この図19(a)に示す移動体の飛行経路Rは、ブームの4面のうちの3面が特定の面でない場合、水平面(同一階層)の飛行経路Rがコ字形状となるように設定されると、移動体が複数の面(特定の面でない3面)を横断するように飛行することが可能になる。その結果、図19(a)に示す移動体の飛行経路Rを適用してクレーンの検査を行う場合には、ブームの3面側を一筆書き状に連続して検査することが可能になり、片面ごとに移動体をセットし直す場合と比較し、作業効率を向上させることができる。
【0109】
図19(b)は、移動体の飛行経路Rの第2変形例を模式的に示す図(クレーンを省略して図)である。

設問 ▸
課題文のうち、「この図19(a)に示す移動体」で始まり「率を向上させることができる。」で終わる部分を、一字も変えずに書き写しなさい。

与えられた資料 ▸
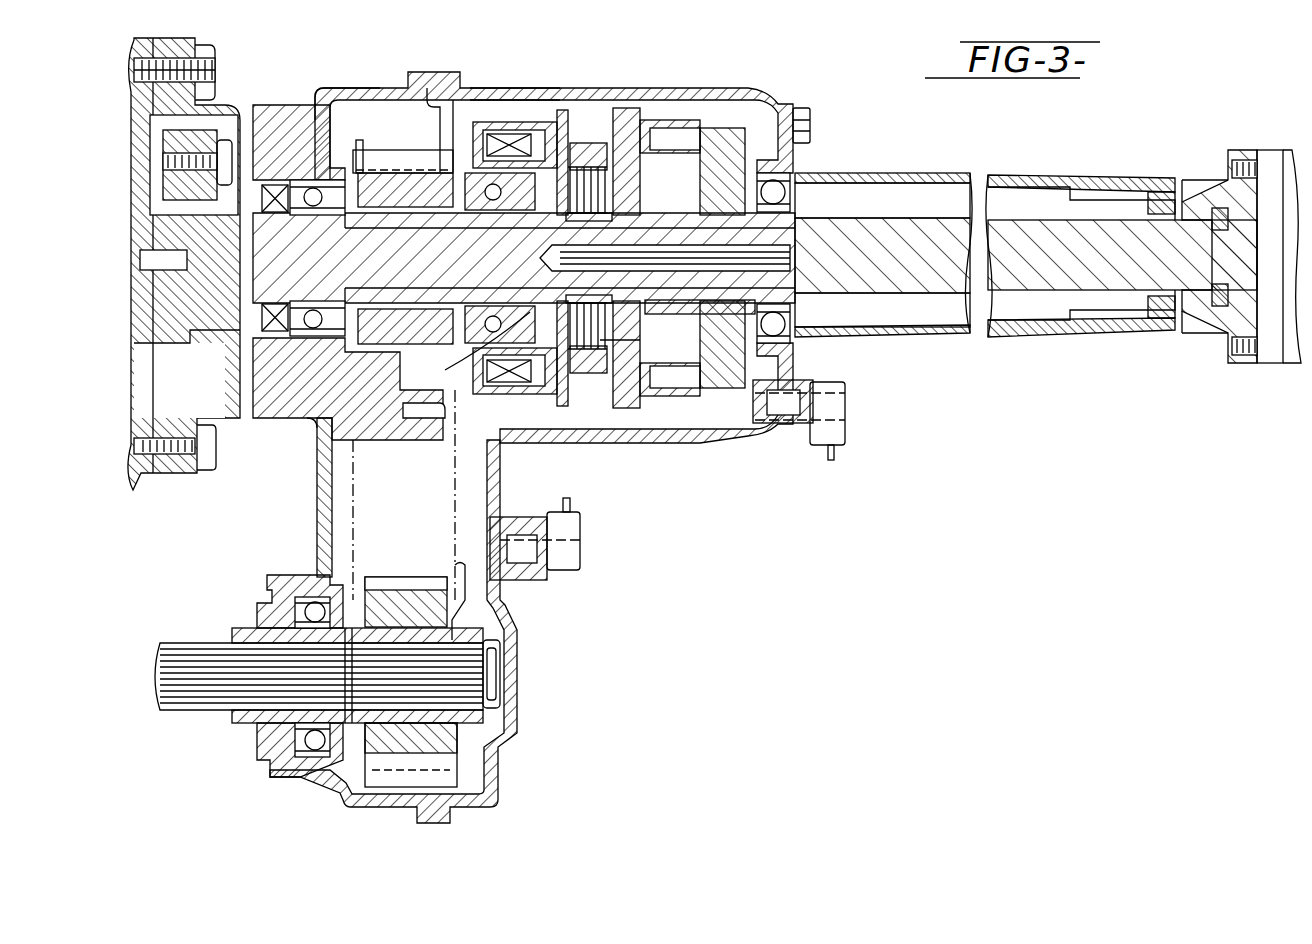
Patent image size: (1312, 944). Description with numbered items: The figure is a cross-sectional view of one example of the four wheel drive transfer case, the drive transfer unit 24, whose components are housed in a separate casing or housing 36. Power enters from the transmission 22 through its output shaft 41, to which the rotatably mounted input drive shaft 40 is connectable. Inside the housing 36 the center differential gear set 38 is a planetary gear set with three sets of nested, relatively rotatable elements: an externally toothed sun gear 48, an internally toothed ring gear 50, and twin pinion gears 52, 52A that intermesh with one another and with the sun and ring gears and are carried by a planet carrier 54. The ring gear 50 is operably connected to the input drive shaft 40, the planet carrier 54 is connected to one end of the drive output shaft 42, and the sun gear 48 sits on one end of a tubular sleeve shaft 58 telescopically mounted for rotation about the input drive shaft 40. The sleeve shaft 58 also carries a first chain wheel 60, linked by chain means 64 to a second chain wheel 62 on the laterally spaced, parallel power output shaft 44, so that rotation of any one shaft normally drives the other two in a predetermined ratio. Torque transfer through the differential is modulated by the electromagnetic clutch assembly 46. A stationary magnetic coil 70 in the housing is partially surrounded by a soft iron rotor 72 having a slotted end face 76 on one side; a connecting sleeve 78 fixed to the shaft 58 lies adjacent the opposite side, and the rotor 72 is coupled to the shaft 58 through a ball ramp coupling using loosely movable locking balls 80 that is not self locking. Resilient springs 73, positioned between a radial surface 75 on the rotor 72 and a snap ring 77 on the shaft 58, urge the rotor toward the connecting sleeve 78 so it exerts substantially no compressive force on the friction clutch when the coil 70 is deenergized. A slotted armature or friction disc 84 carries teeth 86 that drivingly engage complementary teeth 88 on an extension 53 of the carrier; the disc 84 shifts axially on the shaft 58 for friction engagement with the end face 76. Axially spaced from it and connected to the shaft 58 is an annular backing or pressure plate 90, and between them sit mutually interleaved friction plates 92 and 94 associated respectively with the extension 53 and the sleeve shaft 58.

The transmission 22 is at (200, 44).
The drive transfer unit 24 is at (823, 123).
The housing 36 is at (435, 88).
The center differential gear set 38 is at (725, 97).
The input drive shaft 40 is at (258, 210).
The output shaft 41 is at (170, 335).
The power output shaft 42 is at (1015, 233).
The power output shaft 44 is at (205, 643).
The electromagnetic clutch assembly 46 is at (499, 100).
The sun gear 48 is at (668, 303).
The ring gear 50 is at (658, 125).
The pinion gear 52 is at (662, 352).
The pinion gear 52A is at (682, 125).
The extension 53 is at (620, 135).
The planet carrier 54 is at (742, 130).
The tubular sleeve shaft 58 is at (379, 222).
The first chain wheel 60 is at (360, 185).
The second chain wheel 62 is at (430, 745).
The chain means 64 is at (360, 150).
The magnetic coil means 70 is at (470, 175).
The soft iron rotor 72 is at (511, 390).
The resilient springs 73 is at (474, 350).
The radial surface 75 is at (534, 190).
The slotted end face 76 is at (565, 340).
The snap ring 77 is at (532, 312).
The connecting sleeve 78 is at (462, 187).
The locking balls 80 is at (490, 325).
The friction disc 84 is at (560, 160).
The teeth 86 is at (576, 150).
The teeth 88 is at (586, 165).
The backing plate 90 is at (605, 345).
The friction plates 92 is at (600, 345).
The friction plates 94 is at (569, 350).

解答例 ▸
この図19(a)に示す移動体の飛行経路Rは、ブームの4面のうちの3面が特定の面でない場合、水平面(同一階層)の飛行経路Rがコ字形状となるように設定されると、移動体が複数の面(特定の面でない3面)を横断するように飛行することが可能になる。その結果、図19(a)に示す移動体の飛行経路Rを適用してクレーンの検査を行う場合には、ブームの3面側を一筆書き状に連続して検査することが可能になり、片面ごとに移動体をセットし直す場合と比較し、作業効率を向上させることができる。